### Data section
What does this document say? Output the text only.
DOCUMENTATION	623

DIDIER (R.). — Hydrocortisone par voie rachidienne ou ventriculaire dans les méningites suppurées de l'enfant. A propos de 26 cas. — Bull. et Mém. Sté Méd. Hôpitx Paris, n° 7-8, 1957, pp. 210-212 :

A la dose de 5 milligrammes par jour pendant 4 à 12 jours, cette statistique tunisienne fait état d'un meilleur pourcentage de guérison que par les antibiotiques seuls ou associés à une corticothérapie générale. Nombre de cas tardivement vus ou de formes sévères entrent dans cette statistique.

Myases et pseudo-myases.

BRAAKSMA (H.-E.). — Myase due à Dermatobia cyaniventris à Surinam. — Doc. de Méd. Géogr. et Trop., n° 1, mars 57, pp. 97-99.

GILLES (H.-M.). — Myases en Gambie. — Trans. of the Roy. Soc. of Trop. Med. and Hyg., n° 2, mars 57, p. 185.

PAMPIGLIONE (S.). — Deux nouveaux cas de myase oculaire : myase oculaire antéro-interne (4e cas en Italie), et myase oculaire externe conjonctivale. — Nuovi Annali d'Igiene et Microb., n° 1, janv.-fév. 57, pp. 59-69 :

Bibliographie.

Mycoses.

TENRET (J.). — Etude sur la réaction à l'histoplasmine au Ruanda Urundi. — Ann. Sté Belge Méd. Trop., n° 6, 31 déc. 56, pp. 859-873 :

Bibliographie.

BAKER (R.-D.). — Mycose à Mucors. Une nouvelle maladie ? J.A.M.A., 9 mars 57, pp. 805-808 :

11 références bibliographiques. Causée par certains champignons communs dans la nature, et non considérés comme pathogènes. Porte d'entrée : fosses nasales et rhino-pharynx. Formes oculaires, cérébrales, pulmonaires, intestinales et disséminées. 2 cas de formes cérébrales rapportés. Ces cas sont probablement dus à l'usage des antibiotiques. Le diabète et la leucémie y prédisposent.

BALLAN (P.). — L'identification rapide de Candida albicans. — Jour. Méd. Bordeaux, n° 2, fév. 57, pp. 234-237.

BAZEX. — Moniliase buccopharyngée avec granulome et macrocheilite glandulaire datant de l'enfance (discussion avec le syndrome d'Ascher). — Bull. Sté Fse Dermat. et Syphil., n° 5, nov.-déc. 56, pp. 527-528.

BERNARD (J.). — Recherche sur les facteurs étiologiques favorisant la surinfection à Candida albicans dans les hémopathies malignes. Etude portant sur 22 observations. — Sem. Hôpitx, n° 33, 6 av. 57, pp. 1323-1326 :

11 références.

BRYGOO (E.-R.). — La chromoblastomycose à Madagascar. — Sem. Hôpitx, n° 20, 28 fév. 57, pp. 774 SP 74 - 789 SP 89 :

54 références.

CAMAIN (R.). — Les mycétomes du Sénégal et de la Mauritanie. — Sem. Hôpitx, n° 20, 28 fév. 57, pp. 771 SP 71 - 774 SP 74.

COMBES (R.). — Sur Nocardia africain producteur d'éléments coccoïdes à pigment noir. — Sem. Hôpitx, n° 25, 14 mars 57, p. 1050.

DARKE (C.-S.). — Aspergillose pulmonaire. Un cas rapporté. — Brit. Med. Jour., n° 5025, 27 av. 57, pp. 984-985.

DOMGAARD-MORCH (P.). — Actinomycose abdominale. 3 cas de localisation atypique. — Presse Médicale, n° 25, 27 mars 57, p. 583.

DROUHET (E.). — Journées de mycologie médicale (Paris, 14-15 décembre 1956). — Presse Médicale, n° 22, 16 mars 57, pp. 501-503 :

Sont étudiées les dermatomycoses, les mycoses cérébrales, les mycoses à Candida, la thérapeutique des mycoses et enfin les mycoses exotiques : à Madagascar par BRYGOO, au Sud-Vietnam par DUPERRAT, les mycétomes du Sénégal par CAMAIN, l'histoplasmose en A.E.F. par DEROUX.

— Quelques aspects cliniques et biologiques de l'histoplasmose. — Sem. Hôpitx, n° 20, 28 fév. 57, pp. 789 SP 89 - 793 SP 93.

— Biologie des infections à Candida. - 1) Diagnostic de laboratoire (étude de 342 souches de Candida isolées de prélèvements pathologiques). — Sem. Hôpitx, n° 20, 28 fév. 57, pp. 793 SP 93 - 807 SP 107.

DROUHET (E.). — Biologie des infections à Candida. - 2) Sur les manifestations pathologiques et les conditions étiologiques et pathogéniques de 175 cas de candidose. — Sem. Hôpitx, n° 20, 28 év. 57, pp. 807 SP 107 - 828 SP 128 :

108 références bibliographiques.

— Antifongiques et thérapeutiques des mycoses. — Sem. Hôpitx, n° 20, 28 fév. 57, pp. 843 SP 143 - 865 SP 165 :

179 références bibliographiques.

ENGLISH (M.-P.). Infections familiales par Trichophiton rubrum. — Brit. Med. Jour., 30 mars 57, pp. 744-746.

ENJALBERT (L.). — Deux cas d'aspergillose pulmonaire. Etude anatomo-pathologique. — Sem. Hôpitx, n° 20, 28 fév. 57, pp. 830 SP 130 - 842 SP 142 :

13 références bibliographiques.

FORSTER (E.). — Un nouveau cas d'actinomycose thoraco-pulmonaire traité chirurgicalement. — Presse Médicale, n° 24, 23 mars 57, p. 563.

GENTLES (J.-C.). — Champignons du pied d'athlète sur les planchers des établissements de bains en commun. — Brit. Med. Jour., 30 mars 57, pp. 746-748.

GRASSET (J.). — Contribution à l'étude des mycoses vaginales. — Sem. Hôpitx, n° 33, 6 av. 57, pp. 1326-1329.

### Required work
Write out every line of the data that holds the word "albicans".

### The reply
BALLAN (P.). — L'identification rapide de Candida albicans. — Jour. Méd. Bordeaux, n° 2, fév. 57, pp. 234-237.
BERNARD (J.). — Recherche sur les facteurs étiologiques favorisant la surinfection à Candida albicans dans les hémopathies malignes. Etude portant sur 22 observations. — Sem. Hôpitx, n° 33, 6 av. 57, pp. 1323-1326 :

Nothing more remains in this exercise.